**Aim of the exercise**
Give back all the data exactly, line by line.

**Excerpted data**
-.-.-

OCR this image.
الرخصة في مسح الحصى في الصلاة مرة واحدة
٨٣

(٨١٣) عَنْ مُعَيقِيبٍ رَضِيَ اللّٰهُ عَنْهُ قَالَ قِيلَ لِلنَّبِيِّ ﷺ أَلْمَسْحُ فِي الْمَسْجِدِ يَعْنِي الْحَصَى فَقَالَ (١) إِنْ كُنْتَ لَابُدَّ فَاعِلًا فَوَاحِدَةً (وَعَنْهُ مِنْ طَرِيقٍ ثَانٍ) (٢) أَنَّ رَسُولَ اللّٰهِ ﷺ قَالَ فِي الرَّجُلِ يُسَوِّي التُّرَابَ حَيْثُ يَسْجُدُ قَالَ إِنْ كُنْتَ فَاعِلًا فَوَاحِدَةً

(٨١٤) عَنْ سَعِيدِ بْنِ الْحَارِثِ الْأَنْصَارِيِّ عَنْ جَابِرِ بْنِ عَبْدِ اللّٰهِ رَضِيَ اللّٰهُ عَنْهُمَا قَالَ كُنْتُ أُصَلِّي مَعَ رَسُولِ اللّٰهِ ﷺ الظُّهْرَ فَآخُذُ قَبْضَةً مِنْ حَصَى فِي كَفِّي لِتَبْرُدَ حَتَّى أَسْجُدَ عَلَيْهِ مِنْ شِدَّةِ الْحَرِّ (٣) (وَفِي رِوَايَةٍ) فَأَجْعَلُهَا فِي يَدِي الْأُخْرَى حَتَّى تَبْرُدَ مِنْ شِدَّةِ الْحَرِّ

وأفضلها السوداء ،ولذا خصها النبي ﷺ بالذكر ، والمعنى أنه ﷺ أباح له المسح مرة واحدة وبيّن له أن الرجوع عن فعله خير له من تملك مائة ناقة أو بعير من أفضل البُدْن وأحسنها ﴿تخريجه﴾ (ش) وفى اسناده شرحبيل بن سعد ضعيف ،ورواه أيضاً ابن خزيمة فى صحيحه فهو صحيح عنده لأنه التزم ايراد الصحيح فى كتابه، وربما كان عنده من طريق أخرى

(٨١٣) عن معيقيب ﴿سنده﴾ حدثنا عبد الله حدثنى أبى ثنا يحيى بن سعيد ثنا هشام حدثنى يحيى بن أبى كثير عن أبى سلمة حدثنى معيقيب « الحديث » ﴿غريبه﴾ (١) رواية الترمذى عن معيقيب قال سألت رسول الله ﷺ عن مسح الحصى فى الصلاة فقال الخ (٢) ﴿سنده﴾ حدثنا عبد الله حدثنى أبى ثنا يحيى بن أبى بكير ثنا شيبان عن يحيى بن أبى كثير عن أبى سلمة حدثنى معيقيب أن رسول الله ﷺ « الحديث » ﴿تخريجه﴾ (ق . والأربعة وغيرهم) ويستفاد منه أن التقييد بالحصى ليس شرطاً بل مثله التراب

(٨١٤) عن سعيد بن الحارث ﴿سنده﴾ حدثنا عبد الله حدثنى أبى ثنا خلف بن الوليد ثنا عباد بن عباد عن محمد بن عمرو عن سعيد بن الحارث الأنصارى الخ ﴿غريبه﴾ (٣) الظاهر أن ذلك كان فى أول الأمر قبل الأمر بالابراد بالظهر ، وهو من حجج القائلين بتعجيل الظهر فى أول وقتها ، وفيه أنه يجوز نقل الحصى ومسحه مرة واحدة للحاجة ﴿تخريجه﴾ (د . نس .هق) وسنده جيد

-.-.-

**Task response**
OCR this image.
الرخصة في مسح الحصى في الصلاة مرة واحدة
٨٣

(٨١٣) عَنْ مُعَيقِيبٍ رَضِيَ اللّٰهُ عَنْهُ قَالَ قِيلَ لِلنَّبِيِّ ﷺ أَلْمَسْحُ فِي الْمَسْجِدِ يَعْنِي الْحَصَى فَقَالَ (١) إِنْ كُنْتَ لَابُدَّ فَاعِلًا فَوَاحِدَةً (وَعَنْهُ مِنْ طَرِيقٍ ثَانٍ) (٢) أَنَّ رَسُولَ اللّٰهِ ﷺ قَالَ فِي الرَّجُلِ يُسَوِّي التُّرَابَ حَيْثُ يَسْجُدُ قَالَ إِنْ كُنْتَ فَاعِلًا فَوَاحِدَةً

(٨١٤) عَنْ سَعِيدِ بْنِ الْحَارِثِ الْأَنْصَارِيِّ عَنْ جَابِرِ بْنِ عَبْدِ اللّٰهِ رَضِيَ اللّٰهُ عَنْهُمَا قَالَ كُنْتُ أُصَلِّي مَعَ رَسُولِ اللّٰهِ ﷺ الظُّهْرَ فَآخُذُ قَبْضَةً مِنْ حَصَى فِي كَفِّي لِتَبْرُدَ حَتَّى أَسْجُدَ عَلَيْهِ مِنْ شِدَّةِ الْحَرِّ (٣) (وَفِي رِوَايَةٍ) فَأَجْعَلُهَا فِي يَدِي الْأُخْرَى حَتَّى تَبْرُدَ مِنْ شِدَّةِ الْحَرِّ

وأفضلها السوداء ،ولذا خصها النبي ﷺ بالذكر ، والمعنى أنه ﷺ أباح له المسح مرة واحدة وبيّن له أن الرجوع عن فعله خير له من تملك مائة ناقة أو بعير من أفضل البُدْن وأحسنها ﴿تخريجه﴾ (ش) وفى اسناده شرحبيل بن سعد ضعيف ،ورواه أيضاً ابن خزيمة فى صحيحه فهو صحيح عنده لأنه التزم ايراد الصحيح فى كتابه، وربما كان عنده من طريق أخرى

(٨١٣) عن معيقيب ﴿سنده﴾ حدثنا عبد الله حدثنى أبى ثنا يحيى بن سعيد ثنا هشام حدثنى يحيى بن أبى كثير عن أبى سلمة حدثنى معيقيب « الحديث » ﴿غريبه﴾ (١) رواية الترمذى عن معيقيب قال سألت رسول الله ﷺ عن مسح الحصى فى الصلاة فقال الخ (٢) ﴿سنده﴾ حدثنا عبد الله حدثنى أبى ثنا يحيى بن أبى بكير ثنا شيبان عن يحيى بن أبى كثير عن أبى سلمة حدثنى معيقيب أن رسول الله ﷺ « الحديث » ﴿تخريجه﴾ (ق . والأربعة وغيرهم) ويستفاد منه أن التقييد بالحصى ليس شرطاً بل مثله التراب

(٨١٤) عن سعيد بن الحارث ﴿سنده﴾ حدثنا عبد الله حدثنى أبى ثنا خلف بن الوليد ثنا عباد بن عباد عن محمد بن عمرو عن سعيد بن الحارث الأنصارى الخ ﴿غريبه﴾ (٣) الظاهر أن ذلك كان فى أول الأمر قبل الأمر بالابراد بالظهر ، وهو من حجج القائلين بتعجيل الظهر فى أول وقتها ، وفيه أنه يجوز نقل الحصى ومسحه مرة واحدة للحاجة ﴿تخريجه﴾ (د . نس .هق) وسنده جيد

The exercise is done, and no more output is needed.